## YOUR GOAL
Give only the number of lines in the records below that contain the word "Alessandro".

[Records from a collection]

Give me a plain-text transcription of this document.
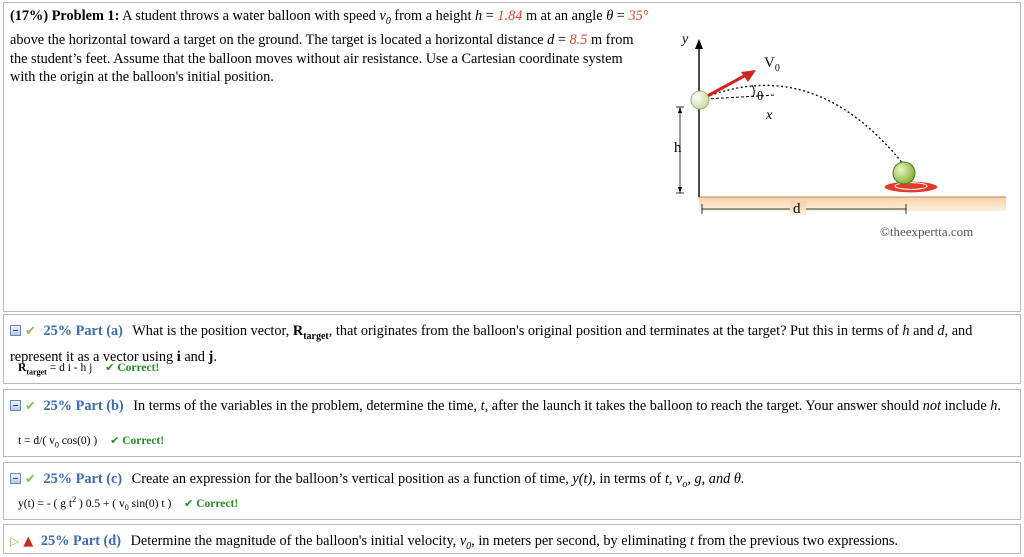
(17%) Problem 1: A student throws a water balloon with speed $v_0$ from a height h = 1.84 m at an angle θ = 35° above the horizontal toward a target on the ground. The target is located a horizontal distance d = 8.5 m from the student’s feet. Assume that the balloon moves without air resistance. Use a Cartesian coordinate system with the origin at the balloon's initial position.
y
h
d
x
$V_0$
θ
©theexpertta.com
✔ 25% Part (a) What is the position vector, $R_{target}$, that originates from the balloon's original position and terminates at the target? Put this in terms of h and d, and represent it as a vector using i and j.
$R_{target} = d$ i - h j ✔ Correct!
✔ 25% Part (b) In terms of the variables in the problem, determine the time, t, after the launch it takes the balloon to reach the target. Your answer should not include h.
t = d/( $v_0$ cos(0) ) ✔ Correct!
✔ 25% Part (c) Create an expression for the balloon’s vertical position as a function of time, y(t), in terms of t, $v_o$, g, and θ.
y(t) = - ( g $t^2$ ) 0.5 + ( $v_0$ sin(0) t ) ✔ Correct!
▷ ▲ 25% Part (d) Determine the magnitude of the balloon's initial velocity, $v_0$, in meters per second, by eliminating t from the previous two expressions.
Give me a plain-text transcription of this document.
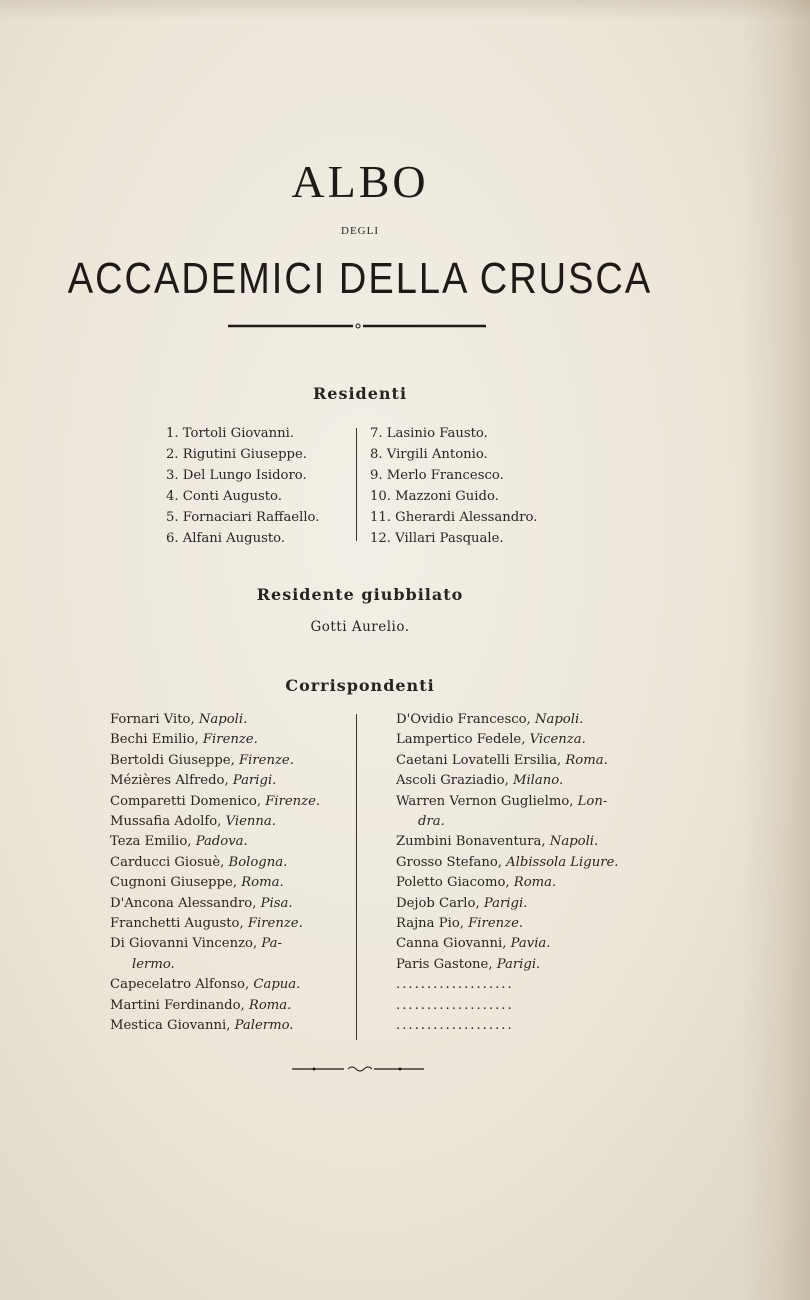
ALBO
DEGLI
ACCADEMICI DELLA CRUSCA
Residenti
1. Tortoli Giovanni.
2. Rigutini Giuseppe.
3. Del Lungo Isidoro.
4. Conti Augusto.
5. Fornaciari Raffaello.
6. Alfani Augusto.
7. Lasinio Fausto.
8. Virgili Antonio.
9. Merlo Francesco.
10. Mazzoni Guido.
11. Gherardi Alessandro.
12. Villari Pasquale.
Residente giubbilato
Gotti Aurelio.
Corrispondenti
Fornari Vito, Napoli.
Bechi Emilio, Firenze.
Bertoldi Giuseppe, Firenze.
Mézières Alfredo, Parigi.
Comparetti Domenico, Firenze.
Mussafia Adolfo, Vienna.
Teza Emilio, Padova.
Carducci Giosuè, Bologna.
Cugnoni Giuseppe, Roma.
D'Ancona Alessandro, Pisa.
Franchetti Augusto, Firenze.
Di Giovanni Vincenzo, Pa-
lermo.
Capecelatro Alfonso, Capua.
Martini Ferdinando, Roma.
Mestica Giovanni, Palermo.
D'Ovidio Francesco, Napoli.
Lampertico Fedele, Vicenza.
Caetani Lovatelli Ersilia, Roma.
Ascoli Graziadio, Milano.
Warren Vernon Guglielmo, Lon-
dra.
Zumbini Bonaventura, Napoli.
Grosso Stefano, Albissola Ligure.
Poletto Giacomo, Roma.
Dejob Carlo, Parigi.
Rajna Pio, Firenze.
Canna Giovanni, Pavia.
Paris Gastone, Parigi.
...................
...................
...................
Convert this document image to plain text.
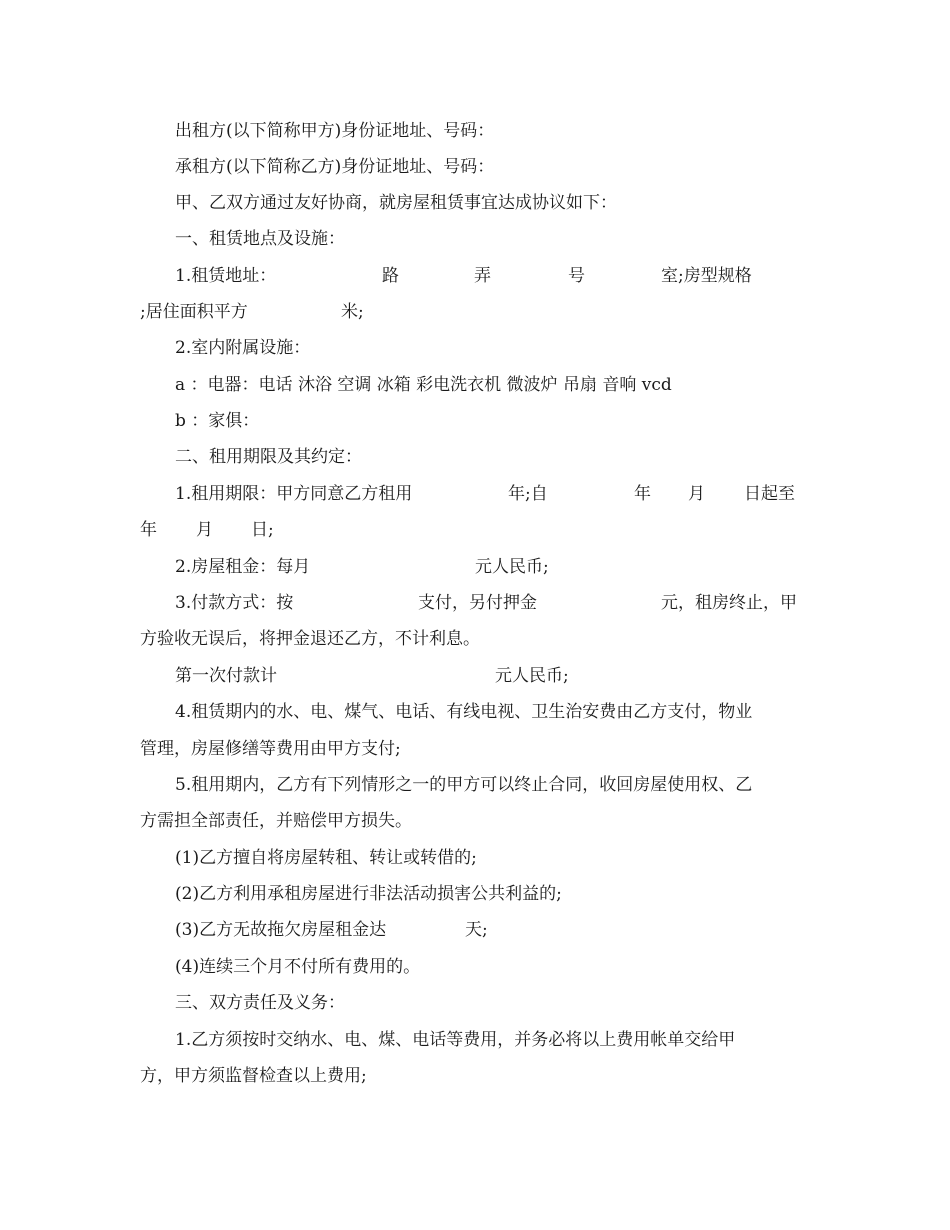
出租方(以下简称甲方)身份证地址、号码：
承租方(以下简称乙方)身份证地址、号码：
甲、乙双方通过友好协商，就房屋租赁事宜达成协议如下：
一、租赁地点及设施：
1.租赁地址：	路	弄	号	室;房型规格
;居住面积平方	米;
2.室内附属设施：
a ：电器：电话 沐浴 空调 冰箱 彩电洗衣机 微波炉 吊扇 音响 vcd
b ：家俱：
二、租用期限及其约定：
1.租用期限：甲方同意乙方租用	年;自	年 月 日起至
年 月 日;
2.房屋租金：每月	元人民币;
3.付款方式：按	支付，另付押金	元，租房终止，甲
方验收无误后，将押金退还乙方，不计利息。
第一次付款计	元人民币;
4.租赁期内的水、电、煤气、电话、有线电视、卫生治安费由乙方支付，物业
管理，房屋修缮等费用由甲方支付;
5.租用期内，乙方有下列情形之一的甲方可以终止合同，收回房屋使用权、乙
方需担全部责任，并赔偿甲方损失。
(1)乙方擅自将房屋转租、转让或转借的;
(2)乙方利用承租房屋进行非法活动损害公共利益的;
(3)乙方无故拖欠房屋租金达	天;
(4)连续三个月不付所有费用的。
三、双方责任及义务：
1.乙方须按时交纳水、电、煤、电话等费用，并务必将以上费用帐单交给甲
方，甲方须监督检查以上费用;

## ANSWER TO THE TASK
2